§ WHAT YOU ARE ASKED TO DO
Rewrite the lines of the material from the one containing "Annotate this image: element" through the one containing "Circle shape (588, 412, 596, 420)", changing every "Ellipse shape" to "Oval shape" and leaving everything else as it is.

§ RECORDS SUPPLIED
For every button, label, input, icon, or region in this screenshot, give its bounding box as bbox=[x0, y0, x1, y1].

--

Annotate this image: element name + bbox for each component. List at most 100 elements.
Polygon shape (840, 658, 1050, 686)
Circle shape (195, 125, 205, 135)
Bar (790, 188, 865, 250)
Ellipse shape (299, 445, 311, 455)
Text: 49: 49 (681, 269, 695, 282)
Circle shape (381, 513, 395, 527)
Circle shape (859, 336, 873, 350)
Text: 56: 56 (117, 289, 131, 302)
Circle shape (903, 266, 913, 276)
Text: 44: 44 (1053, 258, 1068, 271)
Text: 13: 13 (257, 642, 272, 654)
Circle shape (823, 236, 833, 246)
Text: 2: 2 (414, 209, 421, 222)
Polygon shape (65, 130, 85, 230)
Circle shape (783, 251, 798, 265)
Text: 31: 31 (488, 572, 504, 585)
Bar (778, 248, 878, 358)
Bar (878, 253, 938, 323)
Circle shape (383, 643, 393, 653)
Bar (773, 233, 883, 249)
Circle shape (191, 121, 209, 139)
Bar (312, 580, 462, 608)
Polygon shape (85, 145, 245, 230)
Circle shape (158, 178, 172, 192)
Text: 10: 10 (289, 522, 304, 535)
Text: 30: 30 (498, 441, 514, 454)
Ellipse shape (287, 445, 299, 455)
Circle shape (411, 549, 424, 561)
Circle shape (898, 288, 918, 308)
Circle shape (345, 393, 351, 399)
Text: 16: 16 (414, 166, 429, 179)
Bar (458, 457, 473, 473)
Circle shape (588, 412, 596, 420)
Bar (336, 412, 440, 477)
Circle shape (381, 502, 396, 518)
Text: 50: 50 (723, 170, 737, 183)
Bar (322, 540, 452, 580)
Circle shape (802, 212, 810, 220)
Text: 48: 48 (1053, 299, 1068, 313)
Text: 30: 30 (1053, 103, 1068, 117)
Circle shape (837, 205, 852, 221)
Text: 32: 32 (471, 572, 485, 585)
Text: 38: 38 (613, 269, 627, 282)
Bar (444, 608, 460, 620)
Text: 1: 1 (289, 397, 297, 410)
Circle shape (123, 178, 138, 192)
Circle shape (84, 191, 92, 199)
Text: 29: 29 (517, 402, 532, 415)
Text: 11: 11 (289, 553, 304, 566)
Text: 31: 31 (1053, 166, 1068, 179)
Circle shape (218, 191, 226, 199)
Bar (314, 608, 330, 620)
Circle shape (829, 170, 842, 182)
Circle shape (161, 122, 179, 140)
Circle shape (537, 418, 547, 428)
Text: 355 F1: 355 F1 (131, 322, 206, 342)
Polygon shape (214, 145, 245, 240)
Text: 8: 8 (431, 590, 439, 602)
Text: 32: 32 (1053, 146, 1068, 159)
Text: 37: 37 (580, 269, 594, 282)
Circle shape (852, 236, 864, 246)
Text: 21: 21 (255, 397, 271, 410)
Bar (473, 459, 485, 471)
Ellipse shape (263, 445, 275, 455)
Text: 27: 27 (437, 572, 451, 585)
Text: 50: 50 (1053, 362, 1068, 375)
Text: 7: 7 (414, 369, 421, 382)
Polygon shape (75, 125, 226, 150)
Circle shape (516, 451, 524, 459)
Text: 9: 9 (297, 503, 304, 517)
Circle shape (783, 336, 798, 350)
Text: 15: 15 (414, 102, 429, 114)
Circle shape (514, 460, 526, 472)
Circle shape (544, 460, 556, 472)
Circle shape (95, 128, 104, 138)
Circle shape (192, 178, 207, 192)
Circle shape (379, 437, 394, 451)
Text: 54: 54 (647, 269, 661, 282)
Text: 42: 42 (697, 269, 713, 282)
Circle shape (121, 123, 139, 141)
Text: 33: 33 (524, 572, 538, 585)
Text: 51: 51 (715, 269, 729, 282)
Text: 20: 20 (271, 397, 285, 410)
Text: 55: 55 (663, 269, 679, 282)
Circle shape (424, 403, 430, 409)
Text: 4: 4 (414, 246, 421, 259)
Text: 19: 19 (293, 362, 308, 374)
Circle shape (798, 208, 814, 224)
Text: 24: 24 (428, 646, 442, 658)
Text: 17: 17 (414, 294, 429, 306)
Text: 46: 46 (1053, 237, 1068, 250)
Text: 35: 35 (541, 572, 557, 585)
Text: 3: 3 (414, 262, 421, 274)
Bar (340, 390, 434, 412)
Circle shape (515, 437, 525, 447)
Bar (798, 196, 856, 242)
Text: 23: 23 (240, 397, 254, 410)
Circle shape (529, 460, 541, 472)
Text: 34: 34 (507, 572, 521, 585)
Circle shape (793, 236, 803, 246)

§ TASK ANSWER
Annotate this image: element name + bbox for each component. List at most 100 elements.
Polygon shape (840, 658, 1050, 686)
Circle shape (195, 125, 205, 135)
Bar (790, 188, 865, 250)
Oval shape (299, 445, 311, 455)
Text: 49: 49 (681, 269, 695, 282)
Circle shape (381, 513, 395, 527)
Circle shape (859, 336, 873, 350)
Text: 56: 56 (117, 289, 131, 302)
Circle shape (903, 266, 913, 276)
Text: 44: 44 (1053, 258, 1068, 271)
Text: 13: 13 (257, 642, 272, 654)
Circle shape (823, 236, 833, 246)
Text: 2: 2 (414, 209, 421, 222)
Polygon shape (65, 130, 85, 230)
Circle shape (783, 251, 798, 265)
Text: 31: 31 (488, 572, 504, 585)
Bar (778, 248, 878, 358)
Bar (878, 253, 938, 323)
Circle shape (383, 643, 393, 653)
Bar (773, 233, 883, 249)
Circle shape (191, 121, 209, 139)
Bar (312, 580, 462, 608)
Polygon shape (85, 145, 245, 230)
Circle shape (158, 178, 172, 192)
Text: 10: 10 (289, 522, 304, 535)
Text: 30: 30 (498, 441, 514, 454)
Oval shape (287, 445, 299, 455)
Circle shape (411, 549, 424, 561)
Circle shape (898, 288, 918, 308)
Circle shape (345, 393, 351, 399)
Text: 16: 16 (414, 166, 429, 179)
Bar (458, 457, 473, 473)
Circle shape (588, 412, 596, 420)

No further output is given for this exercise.